*PROBLEM TO WORK ON*
Restate every entry word for word.

*INPUT RECORDS*
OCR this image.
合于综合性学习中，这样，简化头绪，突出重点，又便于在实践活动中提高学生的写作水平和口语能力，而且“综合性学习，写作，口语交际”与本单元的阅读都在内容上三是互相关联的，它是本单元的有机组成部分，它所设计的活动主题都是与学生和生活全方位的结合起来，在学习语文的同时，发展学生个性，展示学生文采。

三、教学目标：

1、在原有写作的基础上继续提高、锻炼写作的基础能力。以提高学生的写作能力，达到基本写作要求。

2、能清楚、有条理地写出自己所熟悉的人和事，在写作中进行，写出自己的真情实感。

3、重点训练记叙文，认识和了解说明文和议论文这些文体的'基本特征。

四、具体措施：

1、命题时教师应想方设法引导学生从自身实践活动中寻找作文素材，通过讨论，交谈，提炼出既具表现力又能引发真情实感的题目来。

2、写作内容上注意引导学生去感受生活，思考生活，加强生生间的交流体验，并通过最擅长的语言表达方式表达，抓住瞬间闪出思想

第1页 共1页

*TASK OUTPUT*
OCR this image.
合于综合性学习中，这样，简化头绪，突出重点，又便于在实践活动中提高学生的写作水平和口语能力，而且“综合性学习，写作，口语交际”与本单元的阅读都在内容上三是互相关联的，它是本单元的有机组成部分，它所设计的活动主题都是与学生和生活全方位的结合起来，在学习语文的同时，发展学生个性，展示学生文采。

三、教学目标：

1、在原有写作的基础上继续提高、锻炼写作的基础能力。以提高学生的写作能力，达到基本写作要求。

2、能清楚、有条理地写出自己所熟悉的人和事，在写作中进行，写出自己的真情实感。

3、重点训练记叙文，认识和了解说明文和议论文这些文体的'基本特征。

四、具体措施：

1、命题时教师应想方设法引导学生从自身实践活动中寻找作文素材，通过讨论，交谈，提炼出既具表现力又能引发真情实感的题目来。

2、写作内容上注意引导学生去感受生活，思考生活，加强生生间的交流体验，并通过最擅长的语言表达方式表达，抓住瞬间闪出思想

第1页 共1页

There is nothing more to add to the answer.